TASK INPUT —
======

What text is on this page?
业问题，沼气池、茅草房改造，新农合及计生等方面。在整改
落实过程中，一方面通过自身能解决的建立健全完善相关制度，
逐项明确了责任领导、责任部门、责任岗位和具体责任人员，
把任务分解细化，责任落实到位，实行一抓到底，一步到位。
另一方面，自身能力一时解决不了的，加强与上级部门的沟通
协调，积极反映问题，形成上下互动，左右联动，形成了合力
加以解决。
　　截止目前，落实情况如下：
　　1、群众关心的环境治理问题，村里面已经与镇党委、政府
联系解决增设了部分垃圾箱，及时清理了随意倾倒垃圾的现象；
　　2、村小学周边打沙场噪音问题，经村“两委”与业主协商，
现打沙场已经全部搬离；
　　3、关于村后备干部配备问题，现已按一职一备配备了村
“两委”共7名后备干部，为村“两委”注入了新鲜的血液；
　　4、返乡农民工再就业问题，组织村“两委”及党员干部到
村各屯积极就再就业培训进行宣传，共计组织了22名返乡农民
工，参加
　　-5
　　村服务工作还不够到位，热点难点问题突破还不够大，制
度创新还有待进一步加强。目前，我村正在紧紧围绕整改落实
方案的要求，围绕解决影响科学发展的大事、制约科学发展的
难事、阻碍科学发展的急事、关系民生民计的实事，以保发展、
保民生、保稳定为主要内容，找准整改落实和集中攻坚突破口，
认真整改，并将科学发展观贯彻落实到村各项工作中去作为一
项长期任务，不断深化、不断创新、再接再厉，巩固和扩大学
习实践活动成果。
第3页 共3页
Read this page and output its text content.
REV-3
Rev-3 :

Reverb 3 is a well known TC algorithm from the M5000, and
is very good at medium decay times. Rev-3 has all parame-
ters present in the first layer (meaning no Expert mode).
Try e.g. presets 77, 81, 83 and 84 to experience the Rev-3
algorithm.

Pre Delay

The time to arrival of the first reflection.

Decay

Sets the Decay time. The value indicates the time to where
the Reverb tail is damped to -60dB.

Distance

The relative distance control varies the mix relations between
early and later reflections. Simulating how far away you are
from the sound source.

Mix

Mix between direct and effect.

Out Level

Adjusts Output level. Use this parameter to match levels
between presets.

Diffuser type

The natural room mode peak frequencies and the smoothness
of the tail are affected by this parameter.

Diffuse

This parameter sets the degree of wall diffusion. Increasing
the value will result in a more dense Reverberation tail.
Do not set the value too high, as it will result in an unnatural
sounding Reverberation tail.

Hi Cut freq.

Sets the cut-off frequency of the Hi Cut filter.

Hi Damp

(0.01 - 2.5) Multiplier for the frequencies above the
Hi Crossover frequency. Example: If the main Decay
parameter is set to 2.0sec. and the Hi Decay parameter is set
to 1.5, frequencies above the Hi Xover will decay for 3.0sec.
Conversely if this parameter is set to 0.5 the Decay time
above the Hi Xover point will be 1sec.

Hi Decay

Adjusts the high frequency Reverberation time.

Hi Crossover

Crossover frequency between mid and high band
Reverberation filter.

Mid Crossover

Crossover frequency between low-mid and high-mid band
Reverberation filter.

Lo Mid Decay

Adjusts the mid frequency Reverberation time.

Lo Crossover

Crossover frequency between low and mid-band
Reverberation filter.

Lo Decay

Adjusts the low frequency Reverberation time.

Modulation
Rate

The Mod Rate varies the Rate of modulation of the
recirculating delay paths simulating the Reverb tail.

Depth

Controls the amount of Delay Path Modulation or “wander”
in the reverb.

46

======

REQUIREMENT — Gather each line holding the string "above".

WRITTEN RESPONSE —
(0.01 - 2.5) Multiplier for the frequencies above the
to 1.5, frequencies above the Hi Xover will decay for 3.0sec.
above the Hi Xover point will be 1sec.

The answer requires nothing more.